══ Record list ══

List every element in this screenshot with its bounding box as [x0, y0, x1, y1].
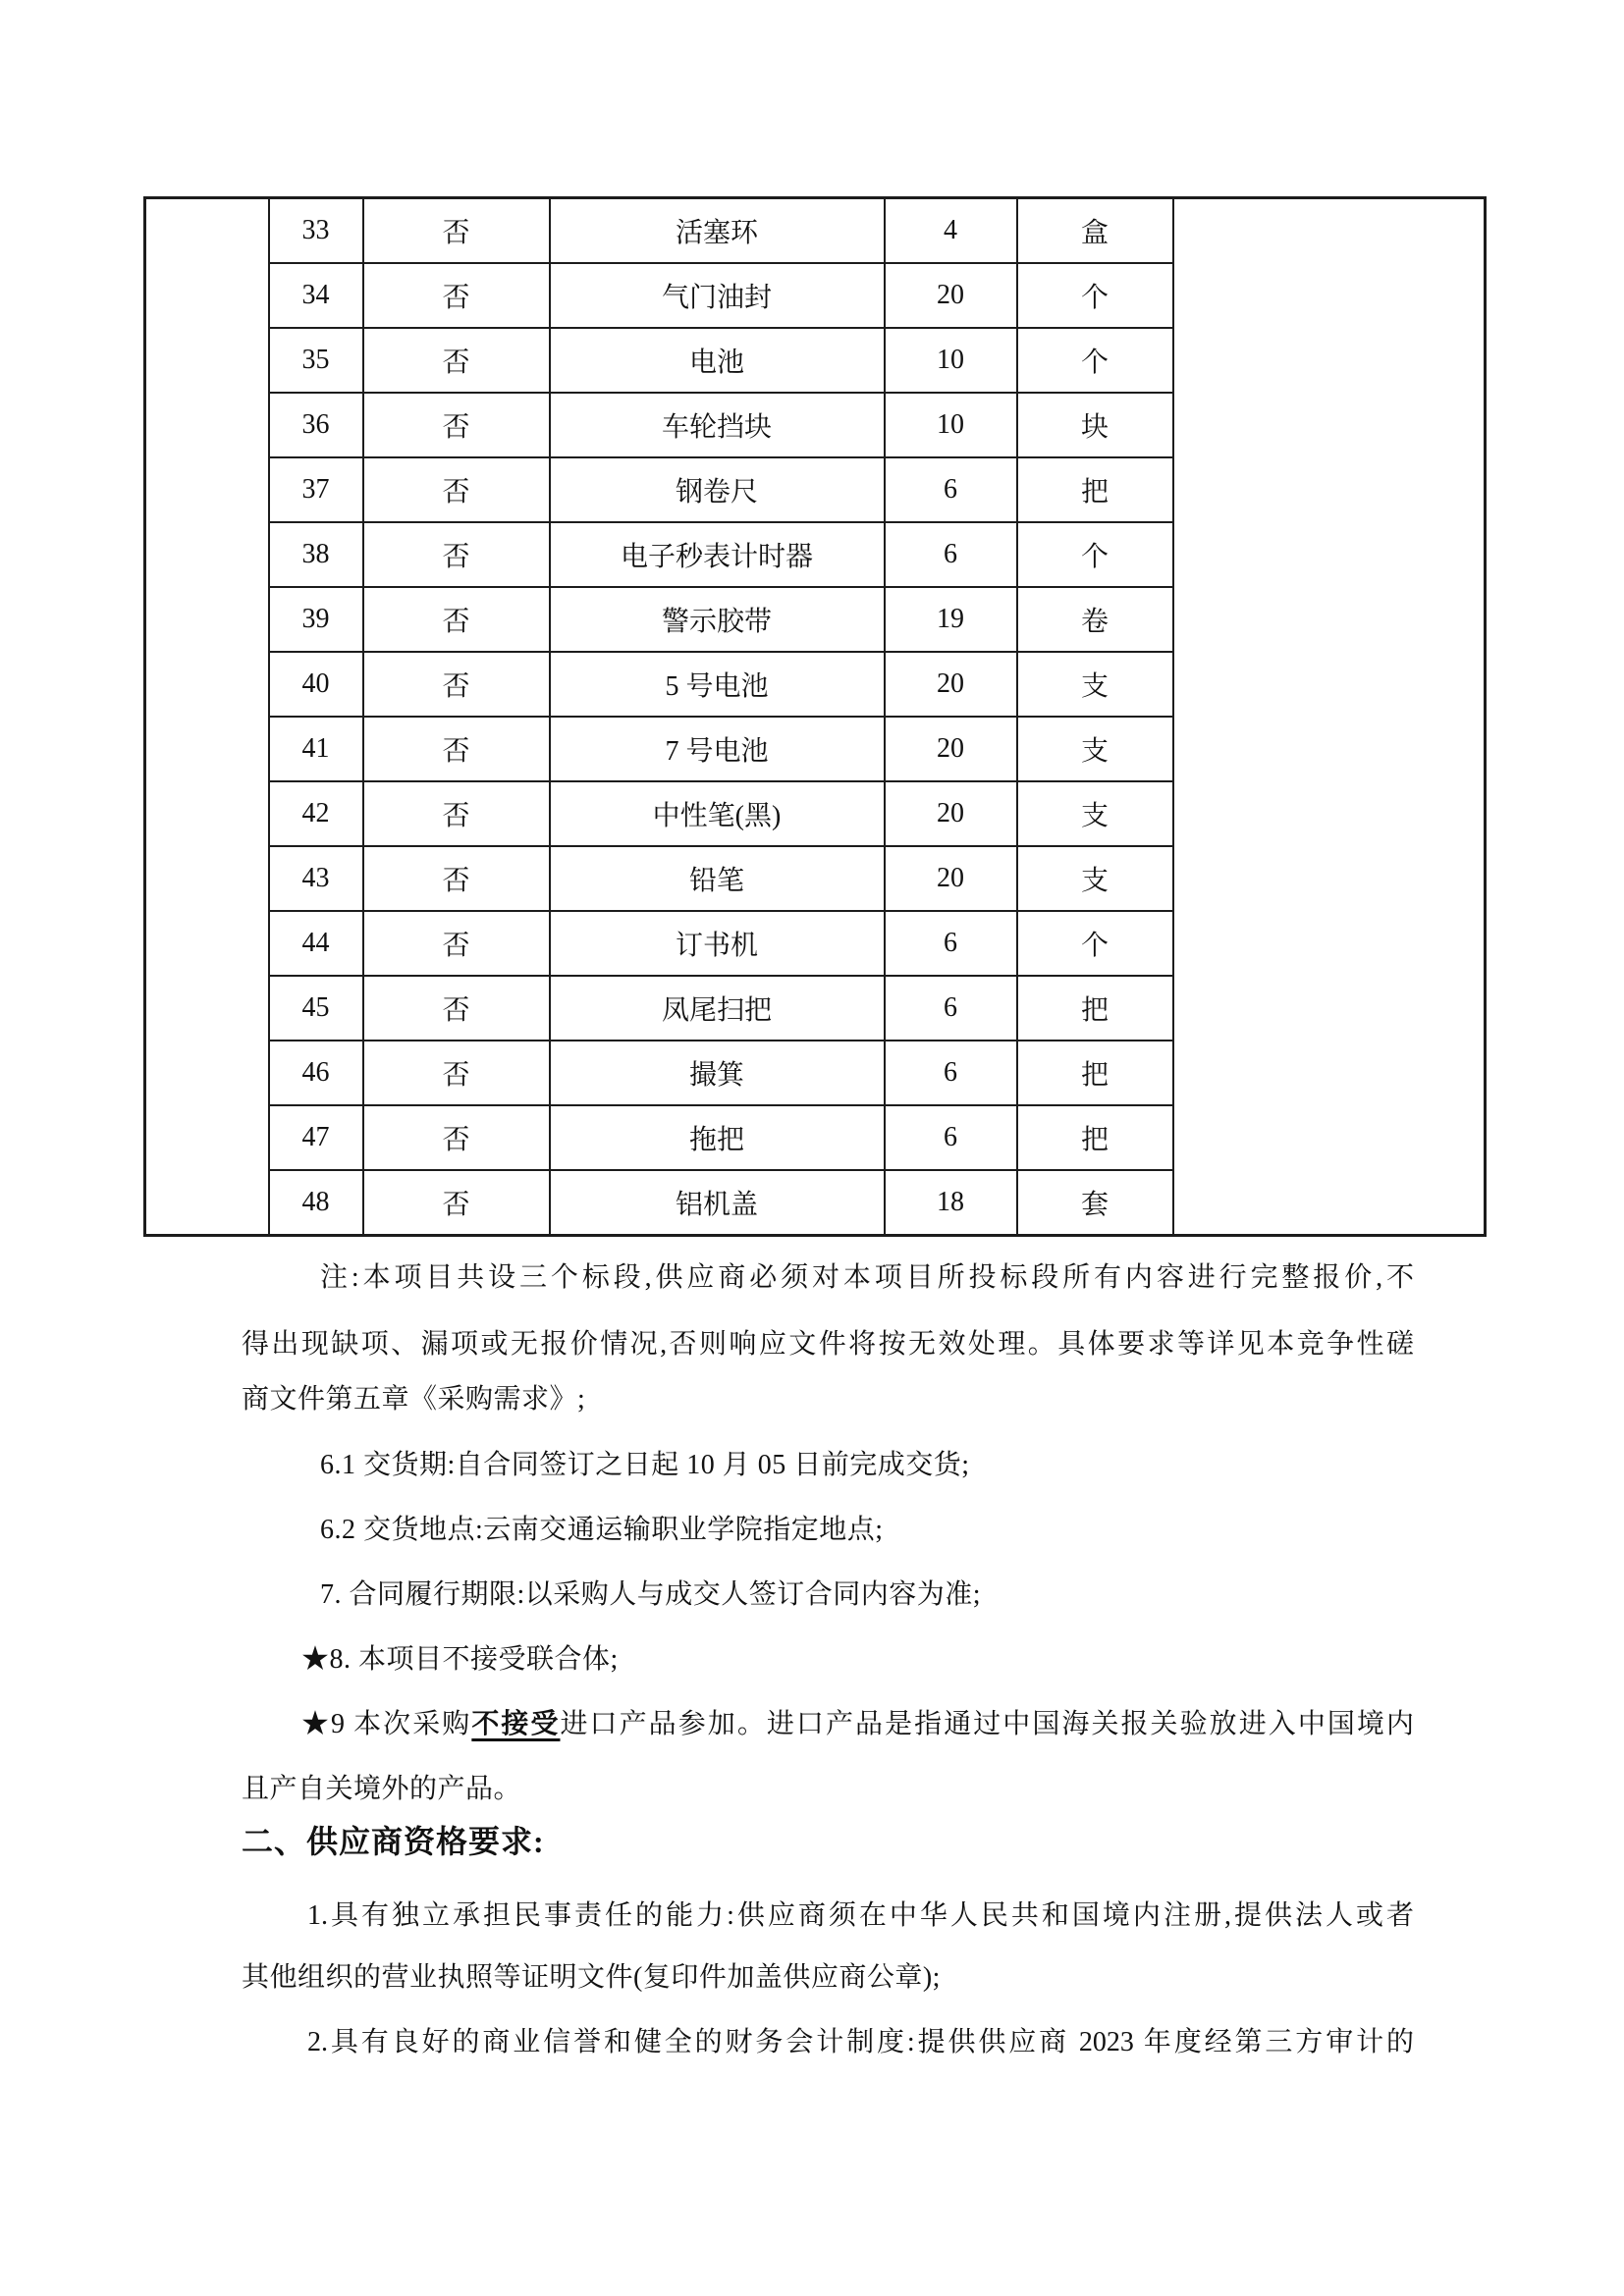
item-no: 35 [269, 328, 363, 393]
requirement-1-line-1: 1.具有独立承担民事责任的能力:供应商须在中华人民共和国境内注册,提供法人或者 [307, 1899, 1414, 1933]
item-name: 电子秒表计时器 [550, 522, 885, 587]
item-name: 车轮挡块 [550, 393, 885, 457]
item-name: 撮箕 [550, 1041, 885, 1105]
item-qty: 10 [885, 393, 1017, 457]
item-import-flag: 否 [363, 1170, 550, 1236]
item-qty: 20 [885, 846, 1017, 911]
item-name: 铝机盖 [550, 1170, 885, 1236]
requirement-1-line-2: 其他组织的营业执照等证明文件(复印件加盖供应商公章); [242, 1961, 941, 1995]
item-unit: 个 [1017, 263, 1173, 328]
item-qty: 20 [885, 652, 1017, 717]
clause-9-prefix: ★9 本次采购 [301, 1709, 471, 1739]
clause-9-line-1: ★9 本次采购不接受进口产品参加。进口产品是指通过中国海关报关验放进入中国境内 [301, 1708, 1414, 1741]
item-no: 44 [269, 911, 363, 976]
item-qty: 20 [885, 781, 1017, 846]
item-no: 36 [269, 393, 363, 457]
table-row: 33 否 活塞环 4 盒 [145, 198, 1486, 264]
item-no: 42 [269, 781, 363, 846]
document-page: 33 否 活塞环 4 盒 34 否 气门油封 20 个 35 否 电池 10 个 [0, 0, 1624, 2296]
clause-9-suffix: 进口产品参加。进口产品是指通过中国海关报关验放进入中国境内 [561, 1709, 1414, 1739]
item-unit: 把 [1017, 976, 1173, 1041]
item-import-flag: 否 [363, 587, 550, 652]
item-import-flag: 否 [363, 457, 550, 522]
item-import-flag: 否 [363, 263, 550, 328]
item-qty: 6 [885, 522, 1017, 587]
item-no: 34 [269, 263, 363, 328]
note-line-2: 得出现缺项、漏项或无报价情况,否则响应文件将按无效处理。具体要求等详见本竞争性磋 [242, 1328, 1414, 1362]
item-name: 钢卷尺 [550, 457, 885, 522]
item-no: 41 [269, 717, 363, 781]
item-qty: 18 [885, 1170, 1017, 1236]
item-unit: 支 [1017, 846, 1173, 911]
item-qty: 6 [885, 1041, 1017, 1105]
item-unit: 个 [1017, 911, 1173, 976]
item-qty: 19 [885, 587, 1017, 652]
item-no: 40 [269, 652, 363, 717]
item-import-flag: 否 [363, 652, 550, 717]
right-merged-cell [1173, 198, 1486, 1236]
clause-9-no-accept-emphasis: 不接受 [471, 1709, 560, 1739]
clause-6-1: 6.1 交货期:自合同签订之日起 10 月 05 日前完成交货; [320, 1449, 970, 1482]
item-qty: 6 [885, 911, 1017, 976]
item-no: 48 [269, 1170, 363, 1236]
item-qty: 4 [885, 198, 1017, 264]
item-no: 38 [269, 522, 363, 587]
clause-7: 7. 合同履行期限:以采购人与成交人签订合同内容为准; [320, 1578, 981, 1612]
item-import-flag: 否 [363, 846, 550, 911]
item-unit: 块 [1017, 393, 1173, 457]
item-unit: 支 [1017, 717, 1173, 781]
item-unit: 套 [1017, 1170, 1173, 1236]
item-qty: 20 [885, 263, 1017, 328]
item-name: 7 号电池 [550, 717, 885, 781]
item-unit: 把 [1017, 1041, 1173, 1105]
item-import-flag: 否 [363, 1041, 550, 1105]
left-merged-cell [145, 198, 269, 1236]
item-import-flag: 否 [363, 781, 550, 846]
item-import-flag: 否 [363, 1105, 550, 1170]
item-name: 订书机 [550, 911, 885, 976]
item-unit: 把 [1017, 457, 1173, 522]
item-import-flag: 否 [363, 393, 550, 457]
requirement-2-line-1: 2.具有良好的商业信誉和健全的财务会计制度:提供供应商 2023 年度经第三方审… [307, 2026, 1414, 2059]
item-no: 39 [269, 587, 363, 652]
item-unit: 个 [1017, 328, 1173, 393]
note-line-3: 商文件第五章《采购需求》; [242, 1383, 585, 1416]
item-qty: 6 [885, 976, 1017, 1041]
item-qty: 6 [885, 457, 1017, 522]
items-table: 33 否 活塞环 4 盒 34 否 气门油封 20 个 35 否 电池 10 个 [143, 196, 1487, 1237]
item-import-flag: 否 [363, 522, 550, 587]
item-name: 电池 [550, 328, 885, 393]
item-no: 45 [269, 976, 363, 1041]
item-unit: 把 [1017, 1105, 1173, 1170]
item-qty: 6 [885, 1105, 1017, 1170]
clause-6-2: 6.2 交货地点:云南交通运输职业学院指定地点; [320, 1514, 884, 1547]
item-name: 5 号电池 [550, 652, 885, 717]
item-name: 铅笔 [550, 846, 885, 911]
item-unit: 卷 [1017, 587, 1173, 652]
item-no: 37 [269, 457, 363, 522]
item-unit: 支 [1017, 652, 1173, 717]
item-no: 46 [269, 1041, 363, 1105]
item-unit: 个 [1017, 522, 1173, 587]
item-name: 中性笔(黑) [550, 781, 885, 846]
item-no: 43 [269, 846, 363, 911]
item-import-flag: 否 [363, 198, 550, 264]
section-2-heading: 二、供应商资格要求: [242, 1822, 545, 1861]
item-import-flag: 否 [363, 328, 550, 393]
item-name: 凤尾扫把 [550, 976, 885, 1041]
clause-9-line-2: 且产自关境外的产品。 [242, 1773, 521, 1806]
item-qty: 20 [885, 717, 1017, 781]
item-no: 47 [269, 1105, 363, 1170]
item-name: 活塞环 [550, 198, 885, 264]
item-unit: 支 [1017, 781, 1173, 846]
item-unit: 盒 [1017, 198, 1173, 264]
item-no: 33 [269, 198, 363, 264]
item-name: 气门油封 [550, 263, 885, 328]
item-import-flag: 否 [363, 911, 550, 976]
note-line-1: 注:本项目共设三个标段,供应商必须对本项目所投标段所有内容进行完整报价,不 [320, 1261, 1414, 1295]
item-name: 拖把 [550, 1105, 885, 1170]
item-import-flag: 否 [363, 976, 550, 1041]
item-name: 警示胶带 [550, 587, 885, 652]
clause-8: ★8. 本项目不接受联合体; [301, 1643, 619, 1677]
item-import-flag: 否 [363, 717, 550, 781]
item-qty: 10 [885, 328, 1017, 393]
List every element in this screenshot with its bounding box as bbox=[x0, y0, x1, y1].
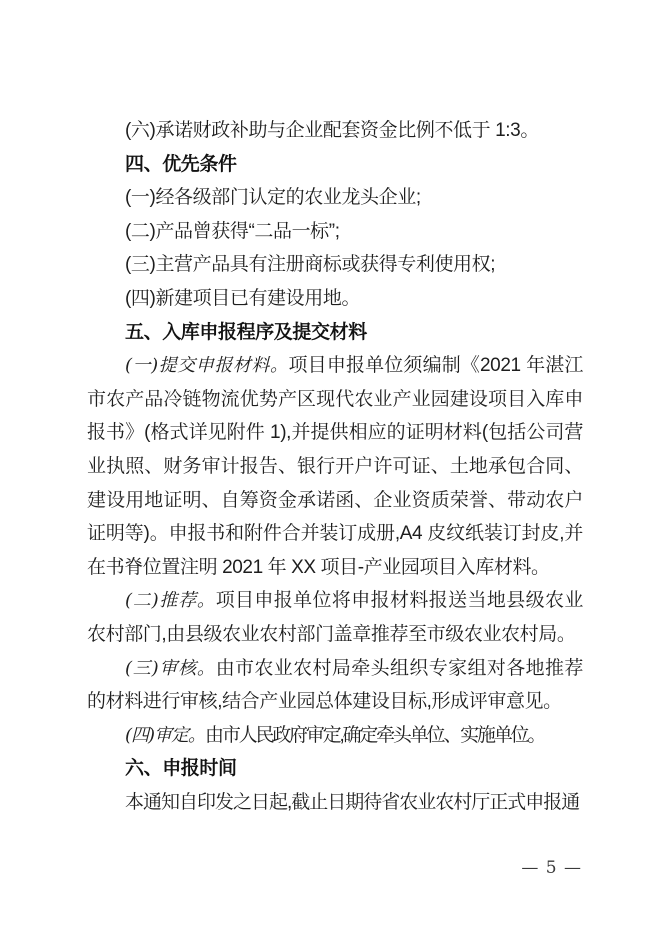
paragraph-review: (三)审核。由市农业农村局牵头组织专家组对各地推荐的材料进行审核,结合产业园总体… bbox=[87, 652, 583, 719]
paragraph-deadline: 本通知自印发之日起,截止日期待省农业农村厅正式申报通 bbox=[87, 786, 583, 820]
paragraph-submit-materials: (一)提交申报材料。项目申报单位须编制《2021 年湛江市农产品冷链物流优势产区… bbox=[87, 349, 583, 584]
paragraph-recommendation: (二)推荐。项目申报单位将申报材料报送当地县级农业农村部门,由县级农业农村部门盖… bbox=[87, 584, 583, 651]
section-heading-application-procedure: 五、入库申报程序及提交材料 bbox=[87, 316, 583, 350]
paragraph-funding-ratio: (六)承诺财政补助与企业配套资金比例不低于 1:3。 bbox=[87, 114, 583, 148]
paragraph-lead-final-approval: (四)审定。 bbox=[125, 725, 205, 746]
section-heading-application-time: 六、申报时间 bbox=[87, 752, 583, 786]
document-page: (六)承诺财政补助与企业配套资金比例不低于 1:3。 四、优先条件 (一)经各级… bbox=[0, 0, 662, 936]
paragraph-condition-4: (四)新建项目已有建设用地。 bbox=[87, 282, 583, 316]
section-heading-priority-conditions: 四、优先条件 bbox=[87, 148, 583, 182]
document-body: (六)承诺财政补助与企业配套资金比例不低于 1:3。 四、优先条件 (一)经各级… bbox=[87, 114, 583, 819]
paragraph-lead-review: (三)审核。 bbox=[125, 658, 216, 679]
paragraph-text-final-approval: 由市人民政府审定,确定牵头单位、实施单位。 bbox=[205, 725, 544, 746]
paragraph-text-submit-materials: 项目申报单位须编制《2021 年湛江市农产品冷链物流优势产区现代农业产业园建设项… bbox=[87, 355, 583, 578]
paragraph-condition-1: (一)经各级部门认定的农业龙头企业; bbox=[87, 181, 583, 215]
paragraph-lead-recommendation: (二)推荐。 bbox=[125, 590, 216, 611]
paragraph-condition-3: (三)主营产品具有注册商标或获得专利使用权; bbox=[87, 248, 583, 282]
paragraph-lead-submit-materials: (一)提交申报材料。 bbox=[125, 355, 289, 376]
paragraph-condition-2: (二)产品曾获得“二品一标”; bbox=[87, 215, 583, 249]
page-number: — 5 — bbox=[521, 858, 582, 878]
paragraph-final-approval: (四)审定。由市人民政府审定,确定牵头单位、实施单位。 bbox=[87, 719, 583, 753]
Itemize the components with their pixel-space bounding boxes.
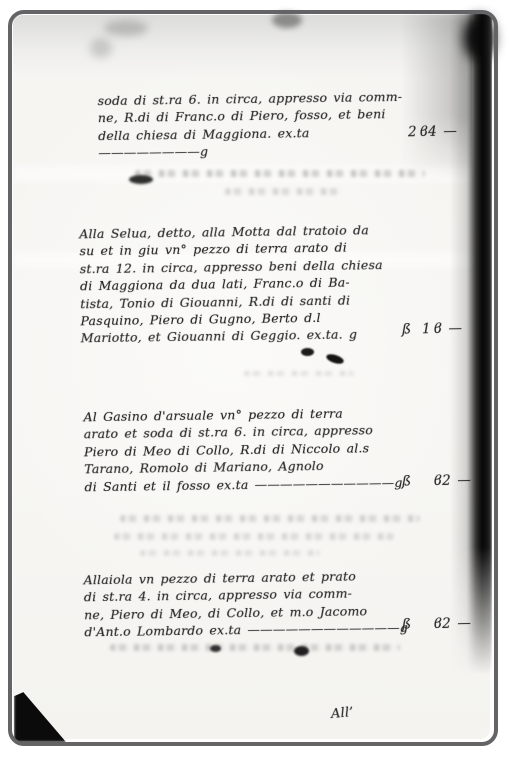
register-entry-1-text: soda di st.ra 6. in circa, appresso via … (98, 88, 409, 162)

═══

→ What is asked
Edit the listing from the line with "item-no: 35 [269, 328, 363, 393]" to the line with "item-qty: 18 [885, 1170, 1017, 1236]" by replacing "item-qty" with "item-quantity" and leaving everything else unchanged. Give only those lines.

→ Task output
item-no: 35 [269, 328, 363, 393]
requirement-1-line-1: 1.具有独立承担民事责任的能力:供应商须在中华人民共和国境内注册,提供法人或者 [307, 1899, 1414, 1933]
item-name: 电子秒表计时器 [550, 522, 885, 587]
item-name: 车轮挡块 [550, 393, 885, 457]
item-name: 撮箕 [550, 1041, 885, 1105]
item-quantity: 10 [885, 393, 1017, 457]
item-import-flag: 否 [363, 1170, 550, 1236]
item-quantity: 20 [885, 846, 1017, 911]
item-name: 铝机盖 [550, 1170, 885, 1236]
requirement-1-line-2: 其他组织的营业执照等证明文件(复印件加盖供应商公章); [242, 1961, 941, 1995]
item-unit: 个 [1017, 263, 1173, 328]
item-quantity: 20 [885, 652, 1017, 717]
clause-9-prefix: ★9 本次采购 [301, 1709, 471, 1739]
clause-9-line-1: ★9 本次采购不接受进口产品参加。进口产品是指通过中国海关报关验放进入中国境内 [301, 1708, 1414, 1741]
item-no: 44 [269, 911, 363, 976]
item-quantity: 20 [885, 781, 1017, 846]
item-no: 36 [269, 393, 363, 457]
table-row: 33 否 活塞环 4 盒 [145, 198, 1486, 264]
item-no: 42 [269, 781, 363, 846]
document-page: 33 否 活塞环 4 盒 34 否 气门油封 20 个 35 否 电池 10 个 [0, 0, 1624, 2296]
clause-9-suffix: 进口产品参加。进口产品是指通过中国海关报关验放进入中国境内 [561, 1709, 1414, 1739]
item-unit: 把 [1017, 976, 1173, 1041]
item-import-flag: 否 [363, 587, 550, 652]
item-import-flag: 否 [363, 457, 550, 522]
item-import-flag: 否 [363, 263, 550, 328]
item-quantity: 6 [885, 522, 1017, 587]
item-no: 34 [269, 263, 363, 328]
note-line-2: 得出现缺项、漏项或无报价情况,否则响应文件将按无效处理。具体要求等详见本竞争性磋 [242, 1328, 1414, 1362]
item-name: 钢卷尺 [550, 457, 885, 522]
item-no: 41 [269, 717, 363, 781]
item-quantity: 18 [885, 1170, 1017, 1236]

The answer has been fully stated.